— Stored items —
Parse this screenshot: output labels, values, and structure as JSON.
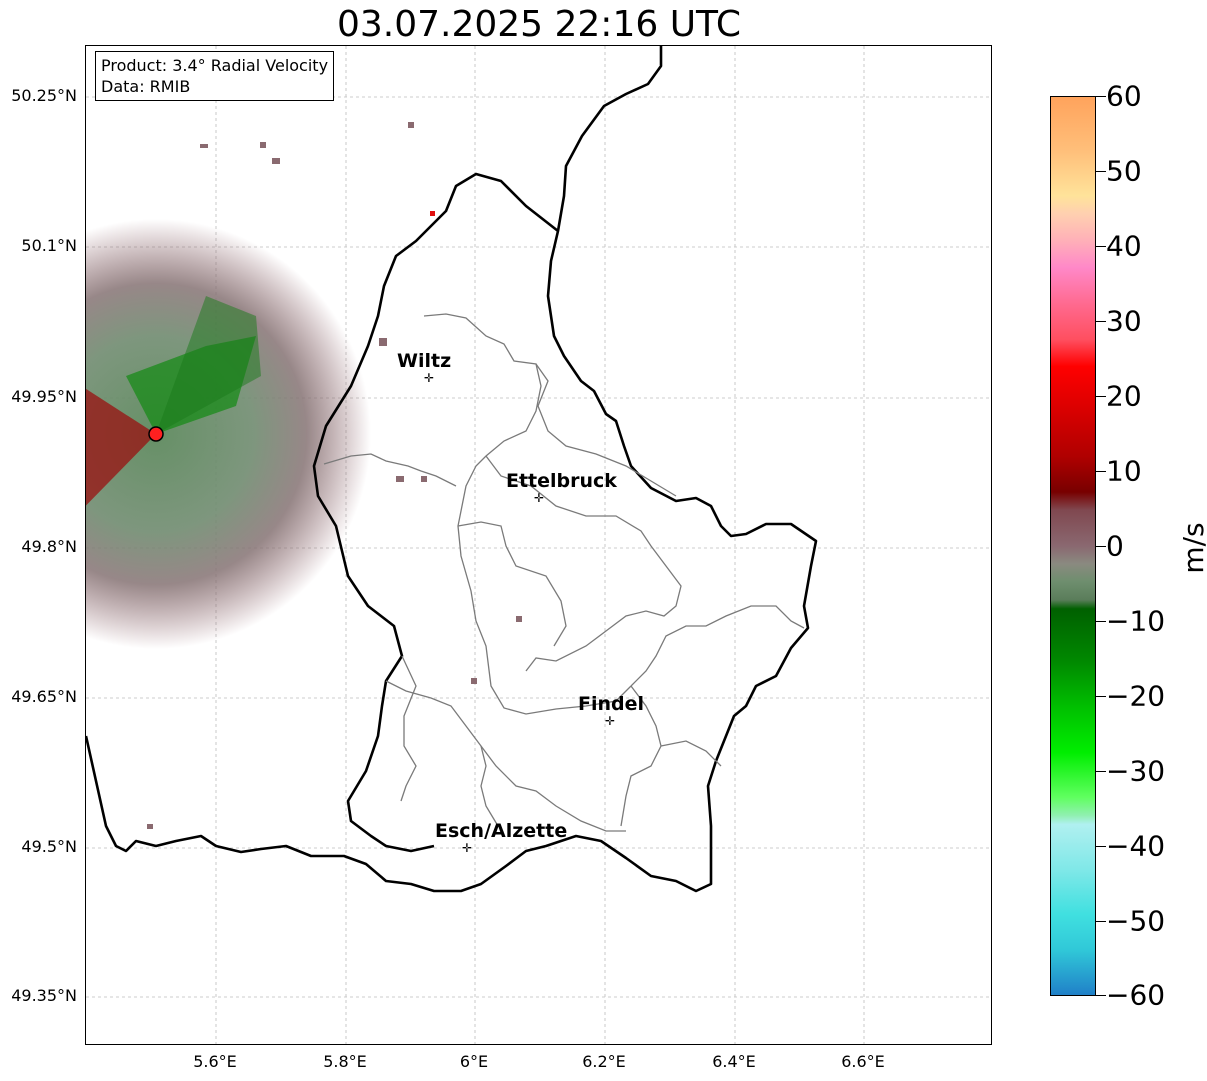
{
  "title": "03.07.2025 22:16 UTC",
  "info": {
    "product": "Product: 3.4° Radial Velocity",
    "data_source": "Data: RMIB"
  },
  "y_ticks": [
    "50.25°N",
    "50.1°N",
    "49.95°N",
    "49.8°N",
    "49.65°N",
    "49.5°N",
    "49.35°N"
  ],
  "x_ticks": [
    "5.6°E",
    "5.8°E",
    "6°E",
    "6.2°E",
    "6.4°E",
    "6.6°E"
  ],
  "cities": [
    {
      "name": "Wiltz",
      "lon": 5.93,
      "lat": 49.97
    },
    {
      "name": "Ettelbruck",
      "lon": 6.1,
      "lat": 49.85
    },
    {
      "name": "Findel",
      "lon": 6.21,
      "lat": 49.627
    },
    {
      "name": "Esch/Alzette",
      "lon": 5.99,
      "lat": 49.5
    }
  ],
  "colorbar": {
    "unit": "m/s",
    "min": -60,
    "max": 60,
    "ticks": [
      "60",
      "50",
      "40",
      "30",
      "20",
      "10",
      "0",
      "−10",
      "−20",
      "−30",
      "−40",
      "−50",
      "−60"
    ]
  },
  "colors": {
    "border": "#000000",
    "canton_lines": "#808080",
    "gridlines": "#c0c0c0"
  }
}
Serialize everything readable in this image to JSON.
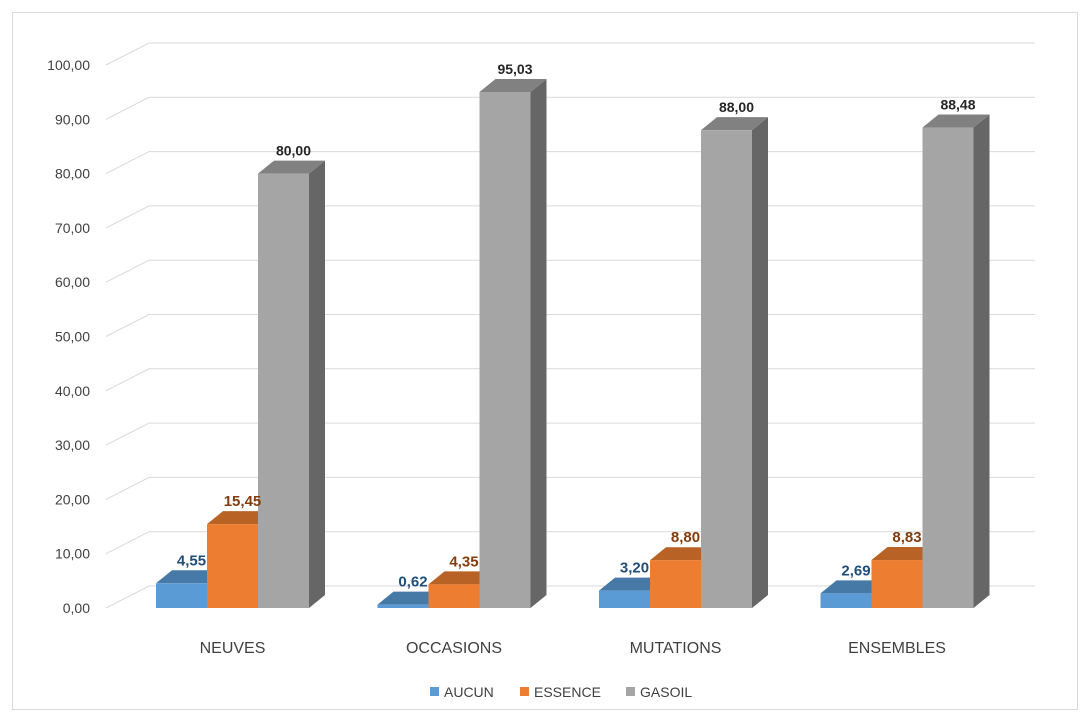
{
  "chart_data": {
    "type": "bar",
    "subtype": "3d-clustered-column",
    "categories": [
      "NEUVES",
      "OCCASIONS",
      "MUTATIONS",
      "ENSEMBLES"
    ],
    "series": [
      {
        "name": "AUCUN",
        "values": [
          4.55,
          0.62,
          3.2,
          2.69
        ],
        "labels": [
          "4,55",
          "0,62",
          "3,20",
          "2,69"
        ],
        "color": "#5b9bd5",
        "label_color": "#1f4e79"
      },
      {
        "name": "ESSENCE",
        "values": [
          15.45,
          4.35,
          8.8,
          8.83
        ],
        "labels": [
          "15,45",
          "4,35",
          "8,80",
          "8,83"
        ],
        "color": "#ed7d31",
        "label_color": "#843c0c"
      },
      {
        "name": "GASOIL",
        "values": [
          80.0,
          95.03,
          88.0,
          88.48
        ],
        "labels": [
          "80,00",
          "95,03",
          "88,00",
          "88,48"
        ],
        "color": "#a5a5a5",
        "label_color": "#262626"
      }
    ],
    "y_ticks": [
      "0,00",
      "10,00",
      "20,00",
      "30,00",
      "40,00",
      "50,00",
      "60,00",
      "70,00",
      "80,00",
      "90,00",
      "100,00"
    ],
    "ylim": [
      0,
      100
    ],
    "grid": true,
    "legend_position": "bottom"
  }
}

— Requirement —
From the entries above, list each line with "JSON" in it.

— Written response —
Parse this screenshot: output labels, values, and structure as JSON.
Serialize everything readable in this image to JSON.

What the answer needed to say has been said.